(JOB): Repeat all of the data precisely.

Some records
-- Begin --
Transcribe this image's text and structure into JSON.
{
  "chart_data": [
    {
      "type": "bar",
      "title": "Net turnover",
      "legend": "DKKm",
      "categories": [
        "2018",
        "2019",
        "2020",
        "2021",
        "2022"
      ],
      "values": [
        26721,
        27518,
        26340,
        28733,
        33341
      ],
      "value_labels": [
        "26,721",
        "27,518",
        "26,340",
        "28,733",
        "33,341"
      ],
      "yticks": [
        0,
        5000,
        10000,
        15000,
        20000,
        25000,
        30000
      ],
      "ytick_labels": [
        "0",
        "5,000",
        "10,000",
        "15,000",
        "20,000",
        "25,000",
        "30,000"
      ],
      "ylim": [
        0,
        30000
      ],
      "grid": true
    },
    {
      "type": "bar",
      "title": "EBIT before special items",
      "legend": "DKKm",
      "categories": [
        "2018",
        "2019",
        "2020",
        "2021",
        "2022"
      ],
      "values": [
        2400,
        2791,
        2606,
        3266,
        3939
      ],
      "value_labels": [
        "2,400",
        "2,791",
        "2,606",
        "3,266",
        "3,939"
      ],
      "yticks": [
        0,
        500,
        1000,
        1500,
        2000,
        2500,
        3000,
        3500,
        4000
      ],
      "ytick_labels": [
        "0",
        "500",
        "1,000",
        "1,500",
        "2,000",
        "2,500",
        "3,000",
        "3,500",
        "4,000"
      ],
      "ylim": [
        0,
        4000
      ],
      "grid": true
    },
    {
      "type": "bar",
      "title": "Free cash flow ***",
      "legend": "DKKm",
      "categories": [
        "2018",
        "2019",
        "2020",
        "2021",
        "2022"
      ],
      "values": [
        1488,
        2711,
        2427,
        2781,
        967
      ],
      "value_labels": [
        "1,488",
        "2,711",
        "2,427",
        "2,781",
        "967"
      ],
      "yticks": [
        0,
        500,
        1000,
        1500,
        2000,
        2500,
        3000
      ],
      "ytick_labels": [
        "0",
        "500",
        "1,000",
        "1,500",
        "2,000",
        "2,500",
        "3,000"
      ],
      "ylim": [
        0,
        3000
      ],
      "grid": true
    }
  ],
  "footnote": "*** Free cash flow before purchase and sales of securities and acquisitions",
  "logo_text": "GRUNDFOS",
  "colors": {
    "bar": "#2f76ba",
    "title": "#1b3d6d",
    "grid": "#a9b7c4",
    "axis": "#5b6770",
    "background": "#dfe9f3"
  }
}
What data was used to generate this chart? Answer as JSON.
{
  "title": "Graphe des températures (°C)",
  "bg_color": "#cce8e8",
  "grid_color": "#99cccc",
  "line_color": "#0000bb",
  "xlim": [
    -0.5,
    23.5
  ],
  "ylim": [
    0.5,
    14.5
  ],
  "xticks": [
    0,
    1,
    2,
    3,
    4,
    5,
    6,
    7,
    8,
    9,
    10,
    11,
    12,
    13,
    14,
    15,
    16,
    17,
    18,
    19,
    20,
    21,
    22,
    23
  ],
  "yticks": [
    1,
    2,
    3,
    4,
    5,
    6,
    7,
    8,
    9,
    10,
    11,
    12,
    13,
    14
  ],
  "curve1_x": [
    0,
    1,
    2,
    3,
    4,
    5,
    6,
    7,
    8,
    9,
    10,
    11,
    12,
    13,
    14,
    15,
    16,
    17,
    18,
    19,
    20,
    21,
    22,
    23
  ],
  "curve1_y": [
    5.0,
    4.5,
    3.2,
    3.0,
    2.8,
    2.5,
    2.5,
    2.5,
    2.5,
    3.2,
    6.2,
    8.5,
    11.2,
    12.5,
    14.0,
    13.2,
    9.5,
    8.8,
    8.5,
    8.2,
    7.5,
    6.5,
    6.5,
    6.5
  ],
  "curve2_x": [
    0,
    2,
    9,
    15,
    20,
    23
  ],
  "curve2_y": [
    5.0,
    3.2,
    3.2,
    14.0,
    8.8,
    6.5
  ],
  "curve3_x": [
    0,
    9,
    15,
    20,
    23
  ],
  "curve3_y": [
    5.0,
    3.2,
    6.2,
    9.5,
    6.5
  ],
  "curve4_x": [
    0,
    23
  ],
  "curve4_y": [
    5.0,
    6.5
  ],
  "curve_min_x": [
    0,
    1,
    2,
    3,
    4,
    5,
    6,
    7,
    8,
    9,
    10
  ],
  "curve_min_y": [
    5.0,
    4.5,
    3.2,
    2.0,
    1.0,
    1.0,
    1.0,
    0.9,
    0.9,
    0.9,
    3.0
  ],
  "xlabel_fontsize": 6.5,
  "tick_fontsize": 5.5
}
-- End --
(FINISHED TASK):
Transcribe this image's text and structure into JSON.
{
  "chart_data": [
    {
      "type": "bar",
      "title": "Net turnover",
      "legend": "DKKm",
      "categories": [
        "2018",
        "2019",
        "2020",
        "2021",
        "2022"
      ],
      "values": [
        26721,
        27518,
        26340,
        28733,
        33341
      ],
      "value_labels": [
        "26,721",
        "27,518",
        "26,340",
        "28,733",
        "33,341"
      ],
      "yticks": [
        0,
        5000,
        10000,
        15000,
        20000,
        25000,
        30000
      ],
      "ytick_labels": [
        "0",
        "5,000",
        "10,000",
        "15,000",
        "20,000",
        "25,000",
        "30,000"
      ],
      "ylim": [
        0,
        30000
      ],
      "grid": true
    },
    {
      "type": "bar",
      "title": "EBIT before special items",
      "legend": "DKKm",
      "categories": [
        "2018",
        "2019",
        "2020",
        "2021",
        "2022"
      ],
      "values": [
        2400,
        2791,
        2606,
        3266,
        3939
      ],
      "value_labels": [
        "2,400",
        "2,791",
        "2,606",
        "3,266",
        "3,939"
      ],
      "yticks": [
        0,
        500,
        1000,
        1500,
        2000,
        2500,
        3000,
        3500,
        4000
      ],
      "ytick_labels": [
        "0",
        "500",
        "1,000",
        "1,500",
        "2,000",
        "2,500",
        "3,000",
        "3,500",
        "4,000"
      ],
      "ylim": [
        0,
        4000
      ],
      "grid": true
    },
    {
      "type": "bar",
      "title": "Free cash flow ***",
      "legend": "DKKm",
      "categories": [
        "2018",
        "2019",
        "2020",
        "2021",
        "2022"
      ],
      "values": [
        1488,
        2711,
        2427,
        2781,
        967
      ],
      "value_labels": [
        "1,488",
        "2,711",
        "2,427",
        "2,781",
        "967"
      ],
      "yticks": [
        0,
        500,
        1000,
        1500,
        2000,
        2500,
        3000
      ],
      "ytick_labels": [
        "0",
        "500",
        "1,000",
        "1,500",
        "2,000",
        "2,500",
        "3,000"
      ],
      "ylim": [
        0,
        3000
      ],
      "grid": true
    }
  ],
  "footnote": "*** Free cash flow before purchase and sales of securities and acquisitions",
  "logo_text": "GRUNDFOS",
  "colors": {
    "bar": "#2f76ba",
    "title": "#1b3d6d",
    "grid": "#a9b7c4",
    "axis": "#5b6770",
    "background": "#dfe9f3"
  }
}
What data was used to generate this chart? Answer as JSON.
{
  "title": "Graphe des températures (°C)",
  "bg_color": "#cce8e8",
  "grid_color": "#99cccc",
  "line_color": "#0000bb",
  "xlim": [
    -0.5,
    23.5
  ],
  "ylim": [
    0.5,
    14.5
  ],
  "xticks": [
    0,
    1,
    2,
    3,
    4,
    5,
    6,
    7,
    8,
    9,
    10,
    11,
    12,
    13,
    14,
    15,
    16,
    17,
    18,
    19,
    20,
    21,
    22,
    23
  ],
  "yticks": [
    1,
    2,
    3,
    4,
    5,
    6,
    7,
    8,
    9,
    10,
    11,
    12,
    13,
    14
  ],
  "curve1_x": [
    0,
    1,
    2,
    3,
    4,
    5,
    6,
    7,
    8,
    9,
    10,
    11,
    12,
    13,
    14,
    15,
    16,
    17,
    18,
    19,
    20,
    21,
    22,
    23
  ],
  "curve1_y": [
    5.0,
    4.5,
    3.2,
    3.0,
    2.8,
    2.5,
    2.5,
    2.5,
    2.5,
    3.2,
    6.2,
    8.5,
    11.2,
    12.5,
    14.0,
    13.2,
    9.5,
    8.8,
    8.5,
    8.2,
    7.5,
    6.5,
    6.5,
    6.5
  ],
  "curve2_x": [
    0,
    2,
    9,
    15,
    20,
    23
  ],
  "curve2_y": [
    5.0,
    3.2,
    3.2,
    14.0,
    8.8,
    6.5
  ],
  "curve3_x": [
    0,
    9,
    15,
    20,
    23
  ],
  "curve3_y": [
    5.0,
    3.2,
    6.2,
    9.5,
    6.5
  ],
  "curve4_x": [
    0,
    23
  ],
  "curve4_y": [
    5.0,
    6.5
  ],
  "curve_min_x": [
    0,
    1,
    2,
    3,
    4,
    5,
    6,
    7,
    8,
    9,
    10
  ],
  "curve_min_y": [
    5.0,
    4.5,
    3.2,
    2.0,
    1.0,
    1.0,
    1.0,
    0.9,
    0.9,
    0.9,
    3.0
  ],
  "xlabel_fontsize": 6.5,
  "tick_fontsize": 5.5
}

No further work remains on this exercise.